(OBJECTIVE)
Pull out every line with the word "name".

(Dataset entries)

>> BEGIN

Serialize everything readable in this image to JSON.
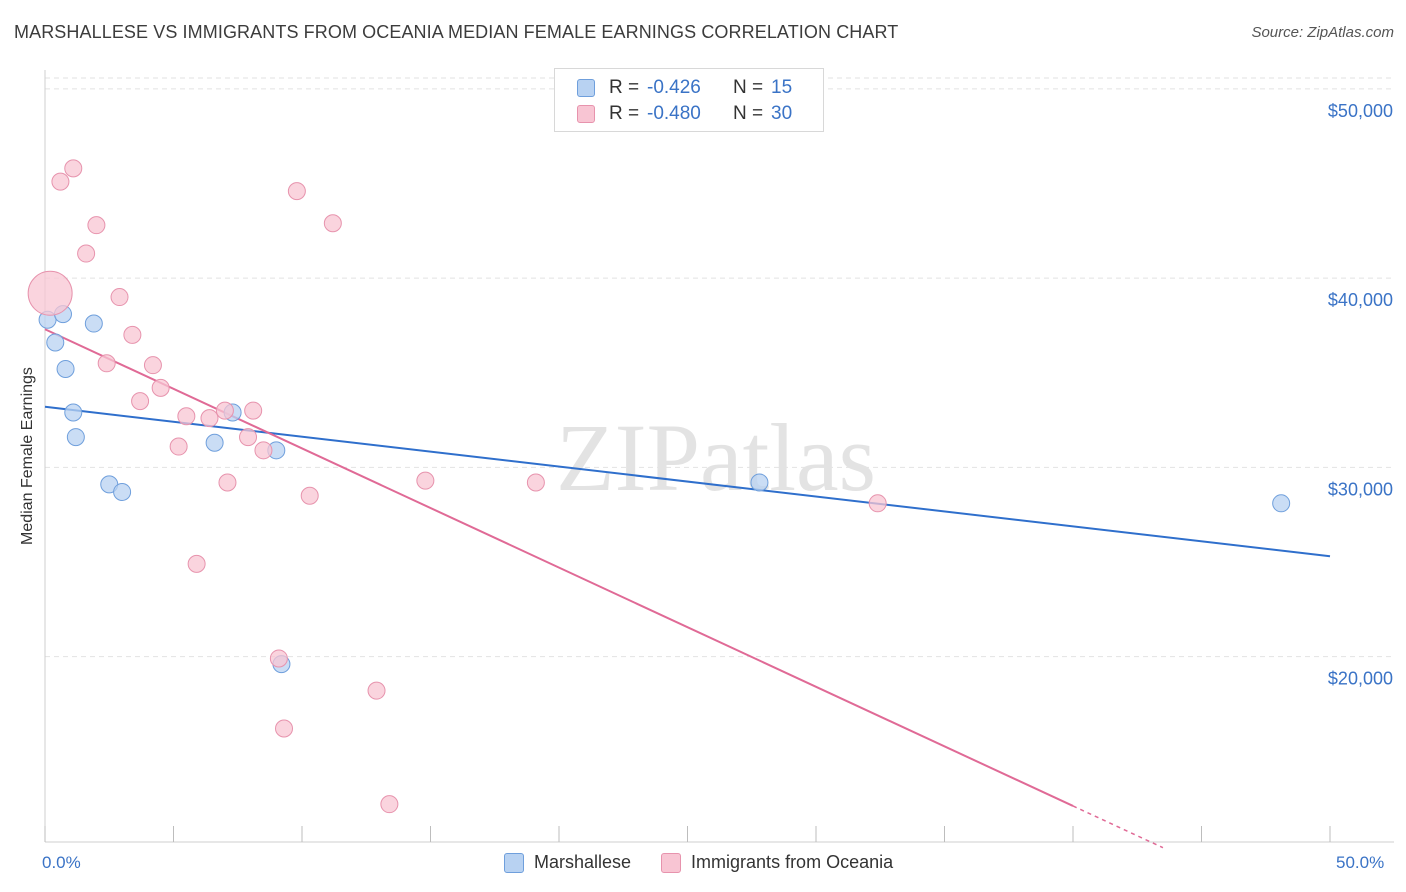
{
  "title": "MARSHALLESE VS IMMIGRANTS FROM OCEANIA MEDIAN FEMALE EARNINGS CORRELATION CHART",
  "source": "Source: ZipAtlas.com",
  "watermark": "ZIPatlas",
  "legend_top": {
    "rows": [
      {
        "r_label": "R =",
        "r_value": "-0.426",
        "n_label": "N =",
        "n_value": "15"
      },
      {
        "r_label": "R =",
        "r_value": "-0.480",
        "n_label": "N =",
        "n_value": "30"
      }
    ]
  },
  "legend_bottom": [
    "Marshallese",
    "Immigrants from Oceania"
  ],
  "colors": {
    "blue_fill": "#b8d2f2",
    "blue_stroke": "#6f9fdc",
    "blue_line": "#2f6fcc",
    "pink_fill": "#f8c5d3",
    "pink_stroke": "#e793ad",
    "pink_line": "#e06a96",
    "axis_text": "#3a73c6",
    "grid": "#e2e2e2"
  },
  "chart_data": {
    "type": "scatter",
    "title": "MARSHALLESE VS IMMIGRANTS FROM OCEANIA MEDIAN FEMALE EARNINGS CORRELATION CHART",
    "xlabel": "",
    "ylabel": "Median Female Earnings",
    "xlim": [
      0,
      50
    ],
    "ylim": [
      10200,
      51000
    ],
    "x_tick_labels": [
      "0.0%",
      "50.0%"
    ],
    "y_ticks": [
      20000,
      30000,
      40000,
      50000
    ],
    "y_tick_labels": [
      "$20,000",
      "$30,000",
      "$40,000",
      "$50,000"
    ],
    "grid": true,
    "series": [
      {
        "name": "Marshallese",
        "r": -0.426,
        "n": 15,
        "points": [
          [
            0.1,
            37800
          ],
          [
            0.4,
            36600
          ],
          [
            0.7,
            38100
          ],
          [
            0.8,
            35200
          ],
          [
            1.1,
            32900
          ],
          [
            1.2,
            31600
          ],
          [
            1.9,
            37600
          ],
          [
            2.5,
            29100
          ],
          [
            3.0,
            28700
          ],
          [
            6.6,
            31300
          ],
          [
            7.3,
            32900
          ],
          [
            9.0,
            30900
          ],
          [
            9.2,
            19600
          ],
          [
            27.8,
            29200
          ],
          [
            48.1,
            28100
          ]
        ],
        "trend": {
          "x": [
            0,
            50
          ],
          "y": [
            33200,
            25300
          ],
          "dashed_from": null
        }
      },
      {
        "name": "Immigrants from Oceania",
        "r": -0.48,
        "n": 30,
        "points": [
          [
            0.2,
            39200
          ],
          [
            0.6,
            45100
          ],
          [
            1.1,
            45800
          ],
          [
            1.6,
            41300
          ],
          [
            2.0,
            42800
          ],
          [
            2.4,
            35500
          ],
          [
            2.9,
            39000
          ],
          [
            3.4,
            37000
          ],
          [
            3.7,
            33500
          ],
          [
            4.2,
            35400
          ],
          [
            4.5,
            34200
          ],
          [
            5.2,
            31100
          ],
          [
            5.5,
            32700
          ],
          [
            5.9,
            24900
          ],
          [
            6.4,
            32600
          ],
          [
            7.0,
            33000
          ],
          [
            7.1,
            29200
          ],
          [
            7.9,
            31600
          ],
          [
            8.1,
            33000
          ],
          [
            8.5,
            30900
          ],
          [
            9.1,
            19900
          ],
          [
            9.3,
            16200
          ],
          [
            9.8,
            44600
          ],
          [
            10.3,
            28500
          ],
          [
            11.2,
            42900
          ],
          [
            12.9,
            18200
          ],
          [
            13.4,
            12200
          ],
          [
            14.8,
            29300
          ],
          [
            19.1,
            29200
          ],
          [
            32.4,
            28100
          ]
        ],
        "trend": {
          "x": [
            0,
            43.5
          ],
          "y": [
            37300,
            9900
          ],
          "dashed_from": 40.0
        }
      }
    ]
  }
}
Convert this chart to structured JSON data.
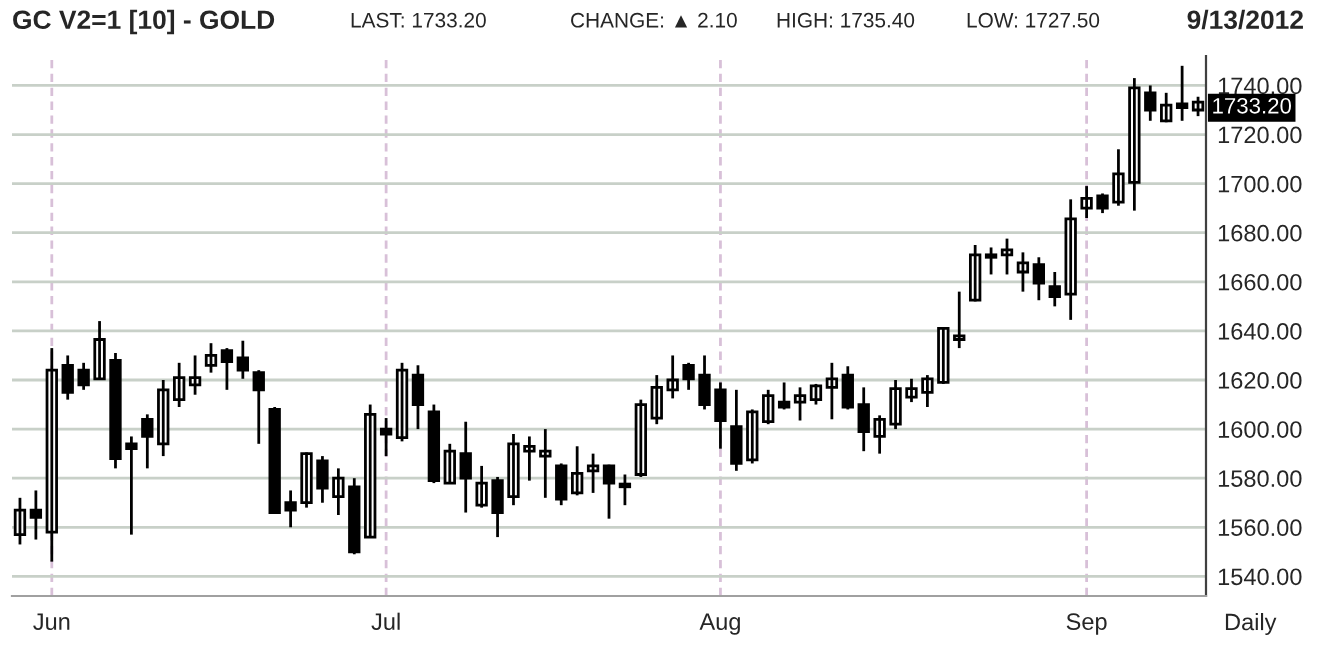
{
  "chart_data": {
    "type": "candlestick",
    "title": "GC V2=1 [10] - GOLD",
    "annotations": [
      "LAST: 1733.20",
      "CHANGE: ▲ 2.10",
      "HIGH: 1735.40",
      "LOW: 1727.50",
      "9/13/2012",
      "Daily",
      "1733.20"
    ],
    "categories": [
      null,
      null,
      "Jun",
      null,
      null,
      null,
      null,
      null,
      null,
      null,
      null,
      null,
      null,
      null,
      null,
      null,
      null,
      null,
      null,
      null,
      null,
      null,
      null,
      "Jul",
      null,
      null,
      null,
      null,
      null,
      null,
      null,
      null,
      null,
      null,
      null,
      null,
      null,
      null,
      null,
      null,
      null,
      null,
      null,
      null,
      "Aug",
      null,
      null,
      null,
      null,
      null,
      null,
      null,
      null,
      null,
      null,
      null,
      null,
      null,
      null,
      null,
      null,
      null,
      null,
      null,
      null,
      null,
      null,
      "Sep",
      null,
      null,
      null,
      null,
      null,
      null,
      null
    ],
    "ohlc": [
      [
        1557,
        1572,
        1553,
        1567
      ],
      [
        1567,
        1575,
        1555,
        1564
      ],
      [
        1558,
        1633,
        1546,
        1624
      ],
      [
        1626,
        1630,
        1612,
        1615
      ],
      [
        1624,
        1627,
        1616,
        1618
      ],
      [
        1620.5,
        1644,
        1620,
        1636.5
      ],
      [
        1628,
        1631,
        1584,
        1588
      ],
      [
        1594,
        1597,
        1557,
        1592
      ],
      [
        1604,
        1606,
        1584,
        1597
      ],
      [
        1594,
        1620,
        1589,
        1616
      ],
      [
        1612,
        1627,
        1609,
        1621
      ],
      [
        1618,
        1630,
        1614,
        1621
      ],
      [
        1626,
        1635,
        1623,
        1630
      ],
      [
        1632,
        1633,
        1616,
        1627.5
      ],
      [
        1629,
        1636,
        1620.5,
        1624
      ],
      [
        1623,
        1624,
        1594,
        1616
      ],
      [
        1608,
        1609,
        1566,
        1566
      ],
      [
        1570,
        1575,
        1560,
        1567
      ],
      [
        1570,
        1590.5,
        1568,
        1590
      ],
      [
        1587,
        1589,
        1570,
        1576
      ],
      [
        1572.5,
        1584,
        1565,
        1580
      ],
      [
        1576.5,
        1580,
        1549,
        1550
      ],
      [
        1556,
        1610,
        1556,
        1606
      ],
      [
        1600,
        1604.5,
        1589,
        1598
      ],
      [
        1596.5,
        1627,
        1595,
        1624
      ],
      [
        1622,
        1626,
        1600,
        1610
      ],
      [
        1607,
        1610,
        1578,
        1579
      ],
      [
        1578,
        1594,
        1578,
        1591
      ],
      [
        1590,
        1603,
        1566,
        1580
      ],
      [
        1569,
        1585,
        1568,
        1578
      ],
      [
        1579,
        1580.5,
        1556,
        1566
      ],
      [
        1572.5,
        1598,
        1569,
        1594
      ],
      [
        1591,
        1597,
        1579,
        1593
      ],
      [
        1589,
        1600,
        1572,
        1591
      ],
      [
        1585,
        1586,
        1569,
        1571.5
      ],
      [
        1574,
        1593,
        1573,
        1582
      ],
      [
        1583,
        1590,
        1574,
        1585
      ],
      [
        1585,
        1585.5,
        1563.5,
        1578
      ],
      [
        1577.6,
        1581.5,
        1569,
        1576.5
      ],
      [
        1581.5,
        1612,
        1580.5,
        1610
      ],
      [
        1604.5,
        1622,
        1602,
        1617
      ],
      [
        1616,
        1630,
        1612.5,
        1620
      ],
      [
        1626,
        1627,
        1616,
        1620.5
      ],
      [
        1622,
        1630,
        1608,
        1610
      ],
      [
        1616,
        1619,
        1592,
        1603.5
      ],
      [
        1601,
        1616,
        1583,
        1586
      ],
      [
        1587.5,
        1608,
        1586,
        1607
      ],
      [
        1603,
        1616,
        1602,
        1613.6
      ],
      [
        1611,
        1619,
        1608,
        1609
      ],
      [
        1611,
        1617,
        1603.5,
        1613.6
      ],
      [
        1612,
        1618.4,
        1610,
        1617.6
      ],
      [
        1617,
        1627,
        1604,
        1620.5
      ],
      [
        1622,
        1625.6,
        1608,
        1609
      ],
      [
        1610,
        1617,
        1591,
        1599
      ],
      [
        1597,
        1605.6,
        1590,
        1604
      ],
      [
        1602,
        1620,
        1600,
        1616.5
      ],
      [
        1613,
        1620.5,
        1611,
        1616.5
      ],
      [
        1615,
        1622,
        1609,
        1620.5
      ],
      [
        1619,
        1641.6,
        1618.4,
        1641
      ],
      [
        1636.5,
        1656,
        1633,
        1638
      ],
      [
        1652.5,
        1675,
        1652,
        1671
      ],
      [
        1671,
        1674,
        1663,
        1670
      ],
      [
        1671,
        1677.6,
        1663,
        1673
      ],
      [
        1664,
        1672,
        1656,
        1667.7
      ],
      [
        1667,
        1670,
        1652.5,
        1659.5
      ],
      [
        1658,
        1664,
        1650,
        1654
      ],
      [
        1655,
        1693.6,
        1644.5,
        1685.6
      ],
      [
        1690,
        1699,
        1686,
        1694
      ],
      [
        1695,
        1696,
        1688,
        1690
      ],
      [
        1692.5,
        1714,
        1691,
        1704
      ],
      [
        1700.5,
        1743,
        1689,
        1739
      ],
      [
        1737,
        1740,
        1725.6,
        1730
      ],
      [
        1725.6,
        1737,
        1725,
        1732
      ],
      [
        1732.5,
        1748,
        1725.6,
        1731
      ],
      [
        1730,
        1735.4,
        1727.5,
        1733.2
      ]
    ],
    "ylim": [
      1532,
      1752
    ],
    "yticks": [
      {
        "value": 1540,
        "label": "1540.00"
      },
      {
        "value": 1560,
        "label": "1560.00"
      },
      {
        "value": 1580,
        "label": "1580.00"
      },
      {
        "value": 1600,
        "label": "1600.00"
      },
      {
        "value": 1620,
        "label": "1620.00"
      },
      {
        "value": 1640,
        "label": "1640.00"
      },
      {
        "value": 1660,
        "label": "1660.00"
      },
      {
        "value": 1680,
        "label": "1680.00"
      },
      {
        "value": 1700,
        "label": "1700.00"
      },
      {
        "value": 1720,
        "label": "1720.00"
      },
      {
        "value": 1740,
        "label": "1740.00"
      }
    ],
    "grid": true
  }
}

>> END

(SOLUTION TO THIS TASK)
        "name": "Marshallese",
        "name": "Immigrants from Oceania",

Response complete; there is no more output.